→ **Set exercise**
Return the material word for word. Do not include pictures.

→ **Available data**
══════════
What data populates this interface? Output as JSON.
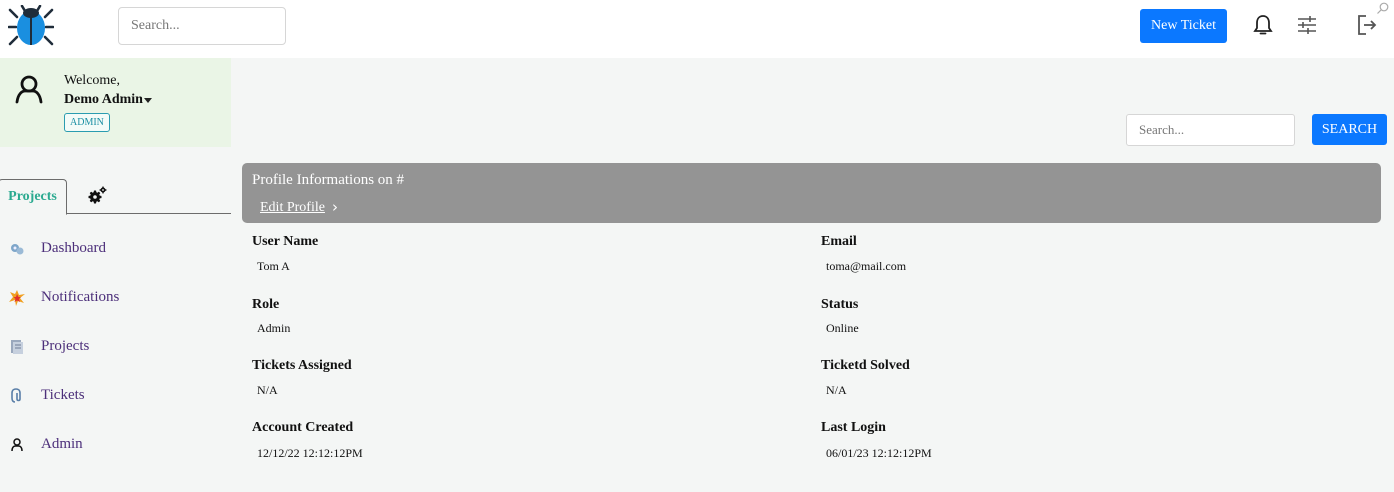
{
  "topbar": {
    "search_placeholder": "Search...",
    "new_ticket_label": "New Ticket",
    "accent_color": "#0b78ff"
  },
  "welcome": {
    "greeting": "Welcome,",
    "name": "Demo Admin",
    "role_badge": "ADMIN",
    "panel_color": "#eaf5e6"
  },
  "tabs": {
    "projects_label": "Projects",
    "settings_icon": "gears-icon"
  },
  "sidebar": {
    "items": [
      {
        "label": "Dashboard",
        "icon": "dashboard-icon"
      },
      {
        "label": "Notifications",
        "icon": "notifications-icon"
      },
      {
        "label": "Projects",
        "icon": "projects-icon"
      },
      {
        "label": "Tickets",
        "icon": "tickets-icon"
      },
      {
        "label": "Admin",
        "icon": "admin-icon"
      }
    ]
  },
  "search": {
    "placeholder": "Search...",
    "button_label": "SEARCH"
  },
  "profile": {
    "title": "Profile Informations on #",
    "edit_link": "Edit Profile",
    "fields": [
      {
        "label": "User Name",
        "value": "Tom A"
      },
      {
        "label": "Email",
        "value": "toma@mail.com"
      },
      {
        "label": "Role",
        "value": "Admin"
      },
      {
        "label": "Status",
        "value": "Online"
      },
      {
        "label": "Tickets Assigned",
        "value": "N/A"
      },
      {
        "label": "Ticketd Solved",
        "value": "N/A"
      },
      {
        "label": "Account Created",
        "value": "12/12/22 12:12:12PM"
      },
      {
        "label": "Last Login",
        "value": "06/01/23 12:12:12PM"
      }
    ]
  }
}
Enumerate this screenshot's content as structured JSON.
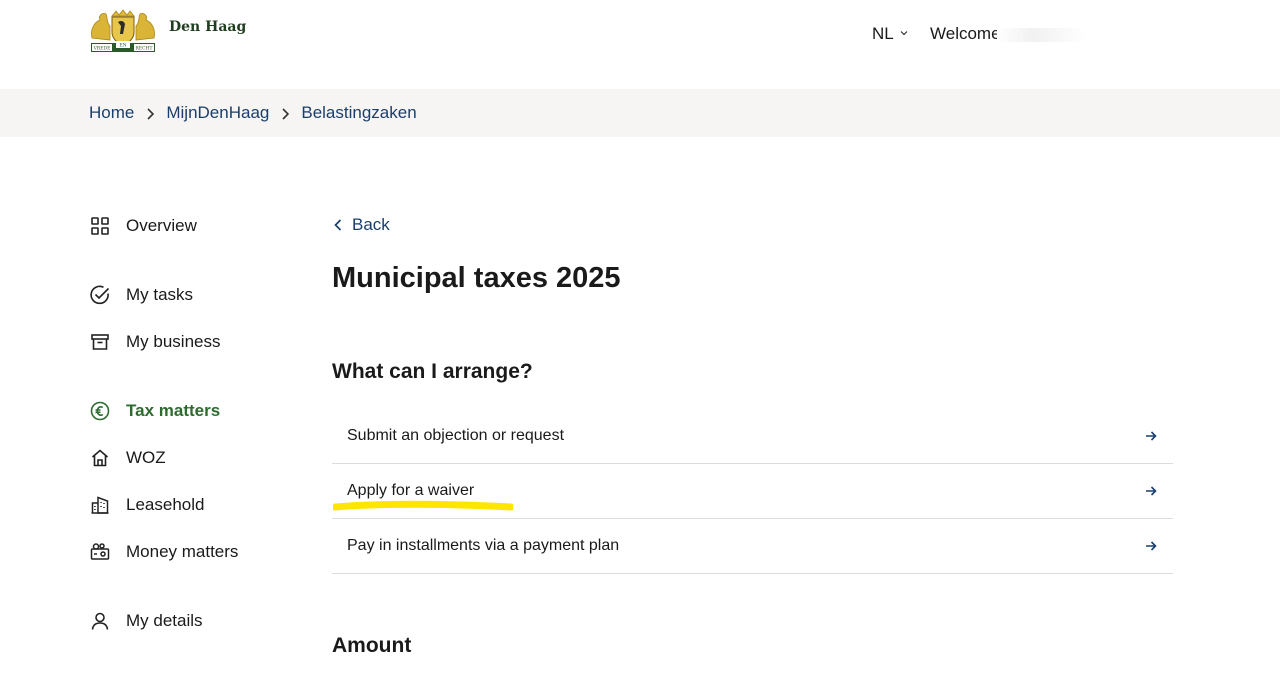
{
  "header": {
    "logo_text": "Den Haag",
    "logo_motto_left": "VREDE",
    "logo_motto_mid": "EN",
    "logo_motto_right": "RECHT",
    "language": "NL",
    "welcome_text": "Welcome"
  },
  "breadcrumb": [
    "Home",
    "MijnDenHaag",
    "Belastingzaken"
  ],
  "sidebar": {
    "items": [
      {
        "label": "Overview",
        "icon": "grid-icon"
      },
      {
        "label": "My tasks",
        "icon": "check-circle-icon"
      },
      {
        "label": "My business",
        "icon": "archive-box-icon"
      },
      {
        "label": "Tax matters",
        "icon": "euro-circle-icon",
        "active": true
      },
      {
        "label": "WOZ",
        "icon": "house-icon"
      },
      {
        "label": "Leasehold",
        "icon": "building-icon"
      },
      {
        "label": "Money matters",
        "icon": "wallet-icon"
      },
      {
        "label": "My details",
        "icon": "user-icon"
      }
    ]
  },
  "main": {
    "back_label": "Back",
    "title": "Municipal taxes 2025",
    "section_title": "What can I arrange?",
    "options": [
      {
        "label": "Submit an objection or request"
      },
      {
        "label": "Apply for a waiver"
      },
      {
        "label": "Pay in installments via a payment plan"
      }
    ],
    "amount_title": "Amount"
  },
  "colors": {
    "link_blue": "#1b3f6b",
    "active_green": "#2d6b2f",
    "crumb_bg": "#f6f5f3",
    "highlight_yellow": "#ffe600"
  }
}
══════════
→ **Output for this task**
What data populates this interface? Output as JSON.
{
  "topbar": {
    "search_placeholder": "Search...",
    "new_ticket_label": "New Ticket",
    "accent_color": "#0b78ff"
  },
  "welcome": {
    "greeting": "Welcome,",
    "name": "Demo Admin",
    "role_badge": "ADMIN",
    "panel_color": "#eaf5e6"
  },
  "tabs": {
    "projects_label": "Projects",
    "settings_icon": "gears-icon"
  },
  "sidebar": {
    "items": [
      {
        "label": "Dashboard",
        "icon": "dashboard-icon"
      },
      {
        "label": "Notifications",
        "icon": "notifications-icon"
      },
      {
        "label": "Projects",
        "icon": "projects-icon"
      },
      {
        "label": "Tickets",
        "icon": "tickets-icon"
      },
      {
        "label": "Admin",
        "icon": "admin-icon"
      }
    ]
  },
  "search": {
    "placeholder": "Search...",
    "button_label": "SEARCH"
  },
  "profile": {
    "title": "Profile Informations on #",
    "edit_link": "Edit Profile",
    "fields": [
      {
        "label": "User Name",
        "value": "Tom A"
      },
      {
        "label": "Email",
        "value": "toma@mail.com"
      },
      {
        "label": "Role",
        "value": "Admin"
      },
      {
        "label": "Status",
        "value": "Online"
      },
      {
        "label": "Tickets Assigned",
        "value": "N/A"
      },
      {
        "label": "Ticketd Solved",
        "value": "N/A"
      },
      {
        "label": "Account Created",
        "value": "12/12/22 12:12:12PM"
      },
      {
        "label": "Last Login",
        "value": "06/01/23 12:12:12PM"
      }
    ]
  }
}
Enumerate this screenshot's content as structured JSON.
{
  "header": {
    "logo_text": "Den Haag",
    "logo_motto_left": "VREDE",
    "logo_motto_mid": "EN",
    "logo_motto_right": "RECHT",
    "language": "NL",
    "welcome_text": "Welcome"
  },
  "breadcrumb": [
    "Home",
    "MijnDenHaag",
    "Belastingzaken"
  ],
  "sidebar": {
    "items": [
      {
        "label": "Overview",
        "icon": "grid-icon"
      },
      {
        "label": "My tasks",
        "icon": "check-circle-icon"
      },
      {
        "label": "My business",
        "icon": "archive-box-icon"
      },
      {
        "label": "Tax matters",
        "icon": "euro-circle-icon",
        "active": true
      },
      {
        "label": "WOZ",
        "icon": "house-icon"
      },
      {
        "label": "Leasehold",
        "icon": "building-icon"
      },
      {
        "label": "Money matters",
        "icon": "wallet-icon"
      },
      {
        "label": "My details",
        "icon": "user-icon"
      }
    ]
  },
  "main": {
    "back_label": "Back",
    "title": "Municipal taxes 2025",
    "section_title": "What can I arrange?",
    "options": [
      {
        "label": "Submit an objection or request"
      },
      {
        "label": "Apply for a waiver"
      },
      {
        "label": "Pay in installments via a payment plan"
      }
    ],
    "amount_title": "Amount"
  },
  "colors": {
    "link_blue": "#1b3f6b",
    "active_green": "#2d6b2f",
    "crumb_bg": "#f6f5f3",
    "highlight_yellow": "#ffe600"
  }
}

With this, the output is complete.